* Available records:
++++++++

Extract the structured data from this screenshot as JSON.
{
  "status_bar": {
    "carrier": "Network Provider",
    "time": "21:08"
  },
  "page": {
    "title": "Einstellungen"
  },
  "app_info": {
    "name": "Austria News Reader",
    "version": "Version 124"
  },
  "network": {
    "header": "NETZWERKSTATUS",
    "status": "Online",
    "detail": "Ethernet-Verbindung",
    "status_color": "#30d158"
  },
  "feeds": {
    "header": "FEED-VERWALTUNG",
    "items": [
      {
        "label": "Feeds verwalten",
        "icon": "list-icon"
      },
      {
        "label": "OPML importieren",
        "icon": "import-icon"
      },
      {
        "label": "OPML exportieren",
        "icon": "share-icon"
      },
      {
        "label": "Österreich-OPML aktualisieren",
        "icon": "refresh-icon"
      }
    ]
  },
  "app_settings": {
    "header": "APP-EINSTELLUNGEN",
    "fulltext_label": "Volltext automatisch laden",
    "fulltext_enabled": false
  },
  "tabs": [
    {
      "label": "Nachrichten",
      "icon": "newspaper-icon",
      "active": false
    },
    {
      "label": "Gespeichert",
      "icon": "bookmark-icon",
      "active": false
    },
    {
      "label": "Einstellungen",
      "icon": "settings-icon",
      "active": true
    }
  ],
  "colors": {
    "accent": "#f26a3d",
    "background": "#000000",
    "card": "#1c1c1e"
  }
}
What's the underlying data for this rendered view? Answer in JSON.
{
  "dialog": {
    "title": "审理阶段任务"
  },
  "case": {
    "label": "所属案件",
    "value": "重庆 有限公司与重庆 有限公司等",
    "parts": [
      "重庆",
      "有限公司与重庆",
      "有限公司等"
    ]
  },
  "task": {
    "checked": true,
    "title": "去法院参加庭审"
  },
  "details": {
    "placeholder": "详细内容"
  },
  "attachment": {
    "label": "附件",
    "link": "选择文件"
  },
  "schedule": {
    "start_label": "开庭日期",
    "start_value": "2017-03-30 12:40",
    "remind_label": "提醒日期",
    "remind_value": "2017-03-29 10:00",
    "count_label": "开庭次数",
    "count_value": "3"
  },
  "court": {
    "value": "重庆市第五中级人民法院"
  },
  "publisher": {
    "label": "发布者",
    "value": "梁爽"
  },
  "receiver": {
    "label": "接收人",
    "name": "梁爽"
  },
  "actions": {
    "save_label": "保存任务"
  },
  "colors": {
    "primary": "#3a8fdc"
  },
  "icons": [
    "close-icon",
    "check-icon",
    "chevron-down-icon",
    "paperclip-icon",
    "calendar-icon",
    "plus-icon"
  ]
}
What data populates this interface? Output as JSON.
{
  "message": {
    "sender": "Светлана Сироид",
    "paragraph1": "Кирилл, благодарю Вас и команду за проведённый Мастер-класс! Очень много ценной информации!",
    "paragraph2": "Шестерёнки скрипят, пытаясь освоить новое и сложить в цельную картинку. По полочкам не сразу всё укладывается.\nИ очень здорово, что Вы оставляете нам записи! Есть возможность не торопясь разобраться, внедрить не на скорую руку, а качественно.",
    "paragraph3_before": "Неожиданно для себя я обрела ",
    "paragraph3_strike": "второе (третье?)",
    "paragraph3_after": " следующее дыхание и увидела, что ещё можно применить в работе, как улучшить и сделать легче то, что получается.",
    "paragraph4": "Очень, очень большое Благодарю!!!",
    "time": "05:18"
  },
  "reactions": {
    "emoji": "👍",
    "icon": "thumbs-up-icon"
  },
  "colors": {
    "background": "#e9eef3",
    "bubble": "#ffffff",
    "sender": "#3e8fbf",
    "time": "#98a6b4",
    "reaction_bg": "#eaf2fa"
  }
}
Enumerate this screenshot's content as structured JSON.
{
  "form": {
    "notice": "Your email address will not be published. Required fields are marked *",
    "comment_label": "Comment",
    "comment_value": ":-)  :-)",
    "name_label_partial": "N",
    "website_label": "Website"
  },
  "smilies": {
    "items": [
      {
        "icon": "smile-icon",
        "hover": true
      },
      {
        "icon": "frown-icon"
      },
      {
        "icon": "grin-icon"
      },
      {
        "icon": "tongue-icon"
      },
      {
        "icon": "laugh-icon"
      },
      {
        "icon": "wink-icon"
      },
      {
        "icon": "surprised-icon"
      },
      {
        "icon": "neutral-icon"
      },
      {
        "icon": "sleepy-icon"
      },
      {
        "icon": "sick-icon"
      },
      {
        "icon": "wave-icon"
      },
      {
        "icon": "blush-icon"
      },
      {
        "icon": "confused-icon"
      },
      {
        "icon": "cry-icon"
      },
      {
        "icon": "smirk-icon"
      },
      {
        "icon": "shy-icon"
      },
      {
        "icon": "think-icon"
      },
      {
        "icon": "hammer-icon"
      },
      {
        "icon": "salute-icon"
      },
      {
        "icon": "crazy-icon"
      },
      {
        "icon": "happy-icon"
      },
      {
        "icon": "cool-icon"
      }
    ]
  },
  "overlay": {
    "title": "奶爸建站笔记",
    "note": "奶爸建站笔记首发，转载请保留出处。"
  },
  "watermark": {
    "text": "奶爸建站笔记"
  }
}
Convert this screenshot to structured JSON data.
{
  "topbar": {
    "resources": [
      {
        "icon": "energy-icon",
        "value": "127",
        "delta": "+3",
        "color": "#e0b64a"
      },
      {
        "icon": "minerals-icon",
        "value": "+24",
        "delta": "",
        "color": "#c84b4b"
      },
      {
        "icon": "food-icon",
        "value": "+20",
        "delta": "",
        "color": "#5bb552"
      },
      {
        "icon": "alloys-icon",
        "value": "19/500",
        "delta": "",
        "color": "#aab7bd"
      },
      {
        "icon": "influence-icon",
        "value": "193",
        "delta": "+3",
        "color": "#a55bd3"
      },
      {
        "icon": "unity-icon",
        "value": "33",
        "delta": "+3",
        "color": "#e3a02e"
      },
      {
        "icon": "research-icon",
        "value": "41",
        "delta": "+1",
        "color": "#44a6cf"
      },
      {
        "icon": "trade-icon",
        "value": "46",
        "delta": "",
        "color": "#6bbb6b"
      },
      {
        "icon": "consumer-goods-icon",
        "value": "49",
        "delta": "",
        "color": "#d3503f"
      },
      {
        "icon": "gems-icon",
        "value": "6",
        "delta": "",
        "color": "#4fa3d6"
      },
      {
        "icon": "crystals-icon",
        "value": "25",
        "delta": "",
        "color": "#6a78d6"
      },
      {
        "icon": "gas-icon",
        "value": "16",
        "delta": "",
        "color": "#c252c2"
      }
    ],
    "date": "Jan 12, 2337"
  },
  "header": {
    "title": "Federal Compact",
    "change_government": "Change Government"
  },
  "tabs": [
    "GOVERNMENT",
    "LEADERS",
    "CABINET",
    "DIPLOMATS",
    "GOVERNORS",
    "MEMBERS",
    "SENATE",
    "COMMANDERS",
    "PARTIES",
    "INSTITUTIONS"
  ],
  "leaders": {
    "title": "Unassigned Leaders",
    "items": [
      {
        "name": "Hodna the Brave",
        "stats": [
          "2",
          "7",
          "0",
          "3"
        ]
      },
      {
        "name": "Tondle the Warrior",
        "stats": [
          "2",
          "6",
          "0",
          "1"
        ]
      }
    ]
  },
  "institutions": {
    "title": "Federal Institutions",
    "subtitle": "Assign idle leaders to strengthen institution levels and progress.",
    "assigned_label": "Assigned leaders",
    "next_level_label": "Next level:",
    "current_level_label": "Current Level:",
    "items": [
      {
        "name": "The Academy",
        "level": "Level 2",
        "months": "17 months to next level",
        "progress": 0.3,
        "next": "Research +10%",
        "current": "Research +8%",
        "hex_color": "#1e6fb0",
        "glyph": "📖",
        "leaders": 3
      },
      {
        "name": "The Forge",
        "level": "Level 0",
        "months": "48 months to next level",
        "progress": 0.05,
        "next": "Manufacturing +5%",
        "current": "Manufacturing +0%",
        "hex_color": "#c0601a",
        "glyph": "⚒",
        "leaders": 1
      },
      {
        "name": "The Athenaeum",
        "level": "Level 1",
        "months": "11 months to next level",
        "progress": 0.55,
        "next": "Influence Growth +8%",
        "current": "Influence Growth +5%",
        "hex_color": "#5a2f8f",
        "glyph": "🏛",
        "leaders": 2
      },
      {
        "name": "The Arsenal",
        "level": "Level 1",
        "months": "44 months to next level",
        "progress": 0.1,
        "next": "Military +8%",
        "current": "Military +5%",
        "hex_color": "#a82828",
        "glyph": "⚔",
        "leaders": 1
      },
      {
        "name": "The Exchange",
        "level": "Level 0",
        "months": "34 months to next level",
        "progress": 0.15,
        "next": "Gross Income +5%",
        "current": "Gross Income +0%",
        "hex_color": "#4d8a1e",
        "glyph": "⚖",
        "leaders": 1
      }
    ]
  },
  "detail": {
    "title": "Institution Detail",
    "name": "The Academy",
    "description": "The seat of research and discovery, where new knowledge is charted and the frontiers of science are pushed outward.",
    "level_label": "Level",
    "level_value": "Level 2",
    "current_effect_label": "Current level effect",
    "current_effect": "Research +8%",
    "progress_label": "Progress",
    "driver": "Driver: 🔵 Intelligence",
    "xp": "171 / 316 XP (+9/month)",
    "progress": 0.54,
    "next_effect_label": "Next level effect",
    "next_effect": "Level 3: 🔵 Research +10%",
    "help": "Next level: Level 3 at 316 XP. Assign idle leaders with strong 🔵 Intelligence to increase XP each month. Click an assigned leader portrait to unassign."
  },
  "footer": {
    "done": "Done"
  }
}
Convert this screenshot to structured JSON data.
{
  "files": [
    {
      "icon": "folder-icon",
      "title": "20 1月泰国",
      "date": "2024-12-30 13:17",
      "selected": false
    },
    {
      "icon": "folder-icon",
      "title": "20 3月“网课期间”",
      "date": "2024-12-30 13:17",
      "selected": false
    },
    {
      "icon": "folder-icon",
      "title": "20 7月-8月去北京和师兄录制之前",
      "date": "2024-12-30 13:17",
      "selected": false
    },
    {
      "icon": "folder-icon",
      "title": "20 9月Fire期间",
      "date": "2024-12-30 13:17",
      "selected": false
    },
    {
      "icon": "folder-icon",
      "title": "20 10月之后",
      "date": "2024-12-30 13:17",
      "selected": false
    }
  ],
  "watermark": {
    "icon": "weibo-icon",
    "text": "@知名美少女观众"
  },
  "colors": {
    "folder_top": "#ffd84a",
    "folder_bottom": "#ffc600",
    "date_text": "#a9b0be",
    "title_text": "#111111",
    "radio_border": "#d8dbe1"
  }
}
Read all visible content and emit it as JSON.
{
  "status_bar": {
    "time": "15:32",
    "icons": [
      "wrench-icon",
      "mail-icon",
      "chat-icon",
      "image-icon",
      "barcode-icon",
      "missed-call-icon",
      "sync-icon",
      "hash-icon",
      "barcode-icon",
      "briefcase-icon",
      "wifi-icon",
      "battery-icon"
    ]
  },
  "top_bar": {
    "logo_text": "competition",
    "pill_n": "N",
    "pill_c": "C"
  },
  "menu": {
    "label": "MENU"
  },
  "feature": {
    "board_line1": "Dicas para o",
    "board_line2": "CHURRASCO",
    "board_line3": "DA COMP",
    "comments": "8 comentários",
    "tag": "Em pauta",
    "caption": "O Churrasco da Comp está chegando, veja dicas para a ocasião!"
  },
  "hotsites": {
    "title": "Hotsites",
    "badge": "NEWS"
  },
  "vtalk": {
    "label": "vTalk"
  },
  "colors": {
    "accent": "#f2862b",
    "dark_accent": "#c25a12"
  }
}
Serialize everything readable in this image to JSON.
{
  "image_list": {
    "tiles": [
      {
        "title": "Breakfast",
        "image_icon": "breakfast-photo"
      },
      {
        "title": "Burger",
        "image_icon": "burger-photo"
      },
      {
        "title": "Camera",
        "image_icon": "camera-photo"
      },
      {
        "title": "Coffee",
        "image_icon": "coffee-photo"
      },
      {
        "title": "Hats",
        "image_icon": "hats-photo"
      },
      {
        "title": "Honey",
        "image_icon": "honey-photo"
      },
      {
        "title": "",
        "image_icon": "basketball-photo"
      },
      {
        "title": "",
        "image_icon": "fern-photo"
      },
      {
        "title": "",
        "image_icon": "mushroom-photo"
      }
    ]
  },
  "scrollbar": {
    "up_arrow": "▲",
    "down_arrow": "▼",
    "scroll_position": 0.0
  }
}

++++++++

* Task requirements: Which lines hold the string "What"? List them all.

* Correct output:
What's the underlying data for this rendered view? Answer in JSON.
What data populates this interface? Output as JSON.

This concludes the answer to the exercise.